◆ Your instructions ◆
Keep the pictures out of the copy and print all the entries below exactly.

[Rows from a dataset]
━━━━

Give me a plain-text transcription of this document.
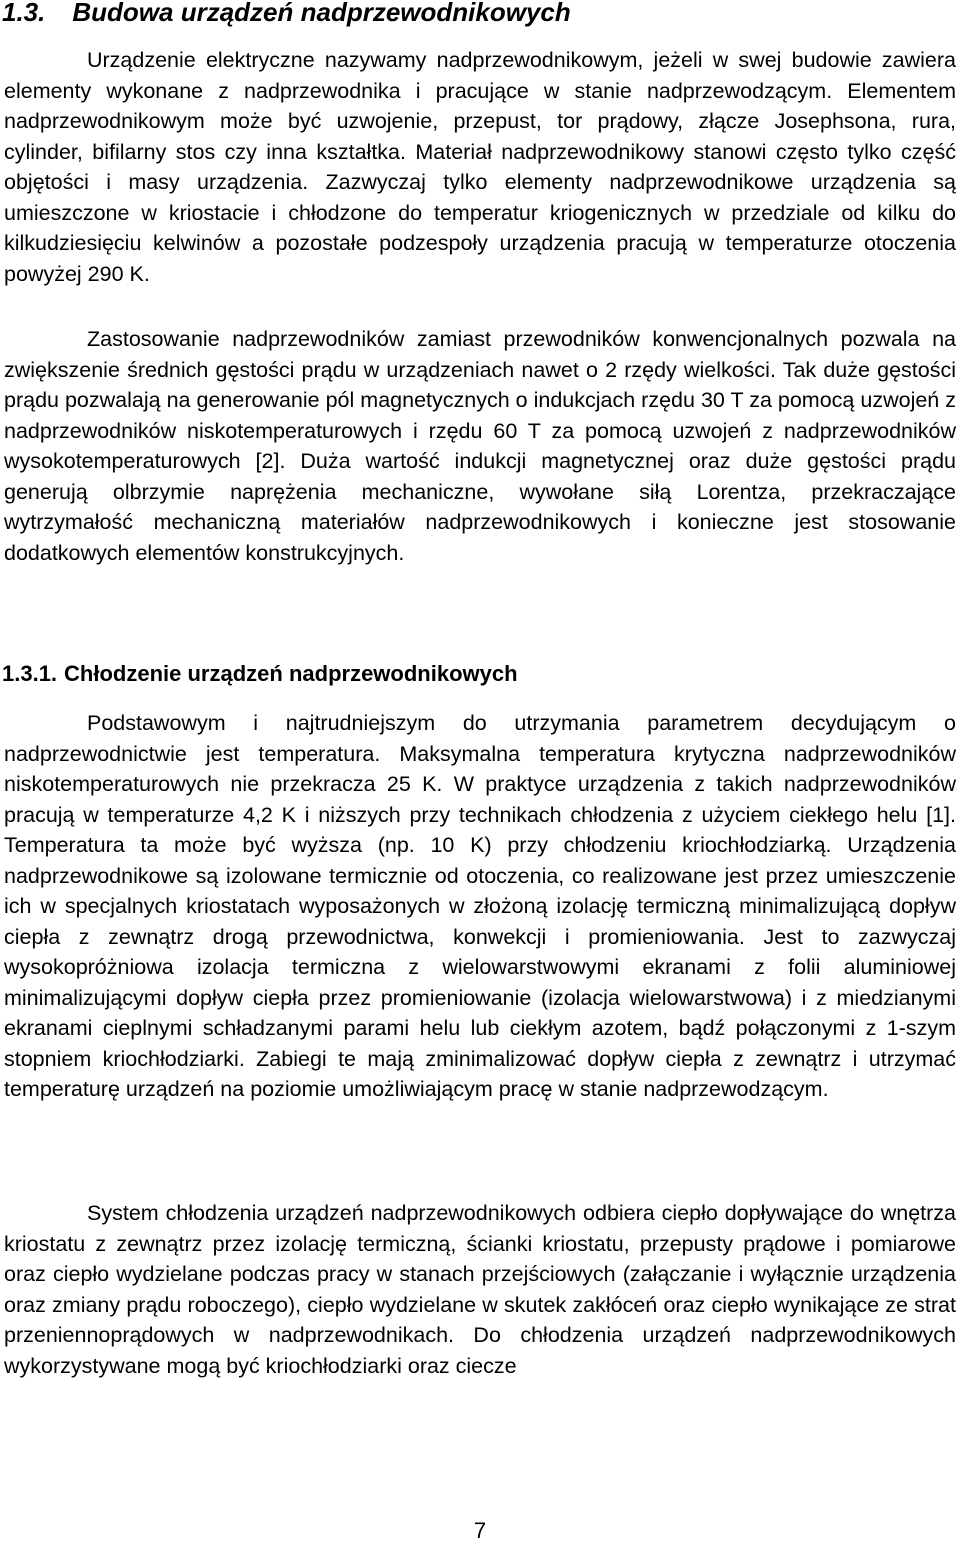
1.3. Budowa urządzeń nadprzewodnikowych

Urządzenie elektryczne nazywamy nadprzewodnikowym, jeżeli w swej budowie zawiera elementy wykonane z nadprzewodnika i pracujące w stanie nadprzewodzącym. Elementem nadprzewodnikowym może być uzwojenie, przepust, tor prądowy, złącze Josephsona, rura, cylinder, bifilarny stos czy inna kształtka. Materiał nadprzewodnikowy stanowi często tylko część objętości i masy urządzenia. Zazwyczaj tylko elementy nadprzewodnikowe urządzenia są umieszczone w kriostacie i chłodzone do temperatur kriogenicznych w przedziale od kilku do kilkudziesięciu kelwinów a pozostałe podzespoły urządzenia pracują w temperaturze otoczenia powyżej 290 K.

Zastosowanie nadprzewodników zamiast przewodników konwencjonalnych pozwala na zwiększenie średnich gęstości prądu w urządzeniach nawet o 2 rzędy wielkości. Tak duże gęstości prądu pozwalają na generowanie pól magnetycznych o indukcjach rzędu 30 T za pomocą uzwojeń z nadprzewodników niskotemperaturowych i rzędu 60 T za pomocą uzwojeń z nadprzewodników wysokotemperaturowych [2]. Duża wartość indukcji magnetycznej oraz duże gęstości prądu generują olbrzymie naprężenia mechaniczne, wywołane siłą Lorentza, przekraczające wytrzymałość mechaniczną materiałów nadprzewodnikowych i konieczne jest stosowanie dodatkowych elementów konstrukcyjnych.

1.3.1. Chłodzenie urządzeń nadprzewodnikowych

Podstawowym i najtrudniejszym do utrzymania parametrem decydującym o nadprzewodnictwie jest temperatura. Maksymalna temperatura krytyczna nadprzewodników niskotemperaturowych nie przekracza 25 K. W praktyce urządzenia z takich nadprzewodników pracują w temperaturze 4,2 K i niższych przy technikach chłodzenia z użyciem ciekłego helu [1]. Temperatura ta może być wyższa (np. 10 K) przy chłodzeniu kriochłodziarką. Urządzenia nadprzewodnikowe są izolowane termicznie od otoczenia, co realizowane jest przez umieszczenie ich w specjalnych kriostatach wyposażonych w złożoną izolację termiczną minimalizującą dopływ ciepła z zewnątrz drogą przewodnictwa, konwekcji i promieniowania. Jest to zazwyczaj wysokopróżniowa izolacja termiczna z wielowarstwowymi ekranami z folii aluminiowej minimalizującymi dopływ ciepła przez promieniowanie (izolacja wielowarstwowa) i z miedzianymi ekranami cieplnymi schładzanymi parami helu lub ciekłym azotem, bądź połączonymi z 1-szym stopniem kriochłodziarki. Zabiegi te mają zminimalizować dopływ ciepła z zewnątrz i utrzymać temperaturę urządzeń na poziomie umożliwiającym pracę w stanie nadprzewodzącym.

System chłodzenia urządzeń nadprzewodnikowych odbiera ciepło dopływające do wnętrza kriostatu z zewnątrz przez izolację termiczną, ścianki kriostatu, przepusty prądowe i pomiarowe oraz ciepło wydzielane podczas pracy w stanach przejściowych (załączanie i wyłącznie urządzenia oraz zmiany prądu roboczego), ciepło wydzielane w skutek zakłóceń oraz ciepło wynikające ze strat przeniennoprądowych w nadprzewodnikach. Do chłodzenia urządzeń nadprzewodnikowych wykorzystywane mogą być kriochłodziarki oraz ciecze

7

━━━━

◆ Solution ◆
Give me a plain-text transcription of this document.
1.3. Budowa urządzeń nadprzewodnikowych

Urządzenie elektryczne nazywamy nadprzewodnikowym, jeżeli w swej budowie zawiera elementy wykonane z nadprzewodnika i pracujące w stanie nadprzewodzącym. Elementem nadprzewodnikowym może być uzwojenie, przepust, tor prądowy, złącze Josephsona, rura, cylinder, bifilarny stos czy inna kształtka. Materiał nadprzewodnikowy stanowi często tylko część objętości i masy urządzenia. Zazwyczaj tylko elementy nadprzewodnikowe urządzenia są umieszczone w kriostacie i chłodzone do temperatur kriogenicznych w przedziale od kilku do kilkudziesięciu kelwinów a pozostałe podzespoły urządzenia pracują w temperaturze otoczenia powyżej 290 K.

Zastosowanie nadprzewodników zamiast przewodników konwencjonalnych pozwala na zwiększenie średnich gęstości prądu w urządzeniach nawet o 2 rzędy wielkości. Tak duże gęstości prądu pozwalają na generowanie pól magnetycznych o indukcjach rzędu 30 T za pomocą uzwojeń z nadprzewodników niskotemperaturowych i rzędu 60 T za pomocą uzwojeń z nadprzewodników wysokotemperaturowych [2]. Duża wartość indukcji magnetycznej oraz duże gęstości prądu generują olbrzymie naprężenia mechaniczne, wywołane siłą Lorentza, przekraczające wytrzymałość mechaniczną materiałów nadprzewodnikowych i konieczne jest stosowanie dodatkowych elementów konstrukcyjnych.

1.3.1. Chłodzenie urządzeń nadprzewodnikowych

Podstawowym i najtrudniejszym do utrzymania parametrem decydującym o nadprzewodnictwie jest temperatura. Maksymalna temperatura krytyczna nadprzewodników niskotemperaturowych nie przekracza 25 K. W praktyce urządzenia z takich nadprzewodników pracują w temperaturze 4,2 K i niższych przy technikach chłodzenia z użyciem ciekłego helu [1]. Temperatura ta może być wyższa (np. 10 K) przy chłodzeniu kriochłodziarką. Urządzenia nadprzewodnikowe są izolowane termicznie od otoczenia, co realizowane jest przez umieszczenie ich w specjalnych kriostatach wyposażonych w złożoną izolację termiczną minimalizującą dopływ ciepła z zewnątrz drogą przewodnictwa, konwekcji i promieniowania. Jest to zazwyczaj wysokopróżniowa izolacja termiczna z wielowarstwowymi ekranami z folii aluminiowej minimalizującymi dopływ ciepła przez promieniowanie (izolacja wielowarstwowa) i z miedzianymi ekranami cieplnymi schładzanymi parami helu lub ciekłym azotem, bądź połączonymi z 1-szym stopniem kriochłodziarki. Zabiegi te mają zminimalizować dopływ ciepła z zewnątrz i utrzymać temperaturę urządzeń na poziomie umożliwiającym pracę w stanie nadprzewodzącym.

System chłodzenia urządzeń nadprzewodnikowych odbiera ciepło dopływające do wnętrza kriostatu z zewnątrz przez izolację termiczną, ścianki kriostatu, przepusty prądowe i pomiarowe oraz ciepło wydzielane podczas pracy w stanach przejściowych (załączanie i wyłącznie urządzenia oraz zmiany prądu roboczego), ciepło wydzielane w skutek zakłóceń oraz ciepło wynikające ze strat przeniennoprądowych w nadprzewodnikach. Do chłodzenia urządzeń nadprzewodnikowych wykorzystywane mogą być kriochłodziarki oraz ciecze

7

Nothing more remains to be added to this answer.